Stored entries:
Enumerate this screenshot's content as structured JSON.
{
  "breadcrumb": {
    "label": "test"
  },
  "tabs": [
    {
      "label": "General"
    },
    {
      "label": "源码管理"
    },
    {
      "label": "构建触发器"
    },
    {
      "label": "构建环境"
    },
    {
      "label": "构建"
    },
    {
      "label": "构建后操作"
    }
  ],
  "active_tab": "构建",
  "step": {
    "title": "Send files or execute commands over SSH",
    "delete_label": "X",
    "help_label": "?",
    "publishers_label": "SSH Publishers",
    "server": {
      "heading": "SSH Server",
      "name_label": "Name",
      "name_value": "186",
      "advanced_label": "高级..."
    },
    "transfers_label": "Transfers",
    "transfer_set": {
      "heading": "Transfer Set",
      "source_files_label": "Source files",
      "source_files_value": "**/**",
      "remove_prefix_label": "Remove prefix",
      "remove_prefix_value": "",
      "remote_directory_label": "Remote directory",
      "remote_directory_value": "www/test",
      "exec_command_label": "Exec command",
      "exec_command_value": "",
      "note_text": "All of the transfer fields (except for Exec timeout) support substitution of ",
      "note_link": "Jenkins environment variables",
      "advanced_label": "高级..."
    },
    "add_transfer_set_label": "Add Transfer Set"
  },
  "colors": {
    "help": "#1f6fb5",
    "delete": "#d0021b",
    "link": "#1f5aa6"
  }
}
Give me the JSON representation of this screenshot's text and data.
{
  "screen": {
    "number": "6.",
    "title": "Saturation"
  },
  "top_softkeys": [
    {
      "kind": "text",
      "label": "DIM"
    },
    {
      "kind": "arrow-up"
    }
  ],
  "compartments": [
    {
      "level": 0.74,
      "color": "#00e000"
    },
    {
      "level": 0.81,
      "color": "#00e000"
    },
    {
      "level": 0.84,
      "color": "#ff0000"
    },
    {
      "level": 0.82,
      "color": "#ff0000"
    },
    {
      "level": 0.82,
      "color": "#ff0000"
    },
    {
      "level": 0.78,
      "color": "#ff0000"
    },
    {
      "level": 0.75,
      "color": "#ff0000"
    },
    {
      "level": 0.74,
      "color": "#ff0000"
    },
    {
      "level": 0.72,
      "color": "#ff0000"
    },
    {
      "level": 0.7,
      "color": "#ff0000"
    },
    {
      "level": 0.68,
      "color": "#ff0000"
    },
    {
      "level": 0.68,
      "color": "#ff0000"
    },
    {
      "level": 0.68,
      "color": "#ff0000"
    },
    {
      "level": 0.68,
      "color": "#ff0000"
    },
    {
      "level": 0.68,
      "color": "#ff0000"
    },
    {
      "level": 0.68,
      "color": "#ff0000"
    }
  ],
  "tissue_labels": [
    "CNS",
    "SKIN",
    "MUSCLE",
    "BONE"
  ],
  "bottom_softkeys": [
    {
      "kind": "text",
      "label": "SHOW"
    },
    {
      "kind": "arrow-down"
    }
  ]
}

What the task requires
Copy out the whole listing exactly.

Exercise answer
Enumerate this screenshot's content as structured JSON.
{
  "breadcrumb": {
    "label": "test"
  },
  "tabs": [
    {
      "label": "General"
    },
    {
      "label": "源码管理"
    },
    {
      "label": "构建触发器"
    },
    {
      "label": "构建环境"
    },
    {
      "label": "构建"
    },
    {
      "label": "构建后操作"
    }
  ],
  "active_tab": "构建",
  "step": {
    "title": "Send files or execute commands over SSH",
    "delete_label": "X",
    "help_label": "?",
    "publishers_label": "SSH Publishers",
    "server": {
      "heading": "SSH Server",
      "name_label": "Name",
      "name_value": "186",
      "advanced_label": "高级..."
    },
    "transfers_label": "Transfers",
    "transfer_set": {
      "heading": "Transfer Set",
      "source_files_label": "Source files",
      "source_files_value": "**/**",
      "remove_prefix_label": "Remove prefix",
      "remove_prefix_value": "",
      "remote_directory_label": "Remote directory",
      "remote_directory_value": "www/test",
      "exec_command_label": "Exec command",
      "exec_command_value": "",
      "note_text": "All of the transfer fields (except for Exec timeout) support substitution of ",
      "note_link": "Jenkins environment variables",
      "advanced_label": "高级..."
    },
    "add_transfer_set_label": "Add Transfer Set"
  },
  "colors": {
    "help": "#1f6fb5",
    "delete": "#d0021b",
    "link": "#1f5aa6"
  }
}
Give me the JSON representation of this screenshot's text and data.
{
  "screen": {
    "number": "6.",
    "title": "Saturation"
  },
  "top_softkeys": [
    {
      "kind": "text",
      "label": "DIM"
    },
    {
      "kind": "arrow-up"
    }
  ],
  "compartments": [
    {
      "level": 0.74,
      "color": "#00e000"
    },
    {
      "level": 0.81,
      "color": "#00e000"
    },
    {
      "level": 0.84,
      "color": "#ff0000"
    },
    {
      "level": 0.82,
      "color": "#ff0000"
    },
    {
      "level": 0.82,
      "color": "#ff0000"
    },
    {
      "level": 0.78,
      "color": "#ff0000"
    },
    {
      "level": 0.75,
      "color": "#ff0000"
    },
    {
      "level": 0.74,
      "color": "#ff0000"
    },
    {
      "level": 0.72,
      "color": "#ff0000"
    },
    {
      "level": 0.7,
      "color": "#ff0000"
    },
    {
      "level": 0.68,
      "color": "#ff0000"
    },
    {
      "level": 0.68,
      "color": "#ff0000"
    },
    {
      "level": 0.68,
      "color": "#ff0000"
    },
    {
      "level": 0.68,
      "color": "#ff0000"
    },
    {
      "level": 0.68,
      "color": "#ff0000"
    },
    {
      "level": 0.68,
      "color": "#ff0000"
    }
  ],
  "tissue_labels": [
    "CNS",
    "SKIN",
    "MUSCLE",
    "BONE"
  ],
  "bottom_softkeys": [
    {
      "kind": "text",
      "label": "SHOW"
    },
    {
      "kind": "arrow-down"
    }
  ]
}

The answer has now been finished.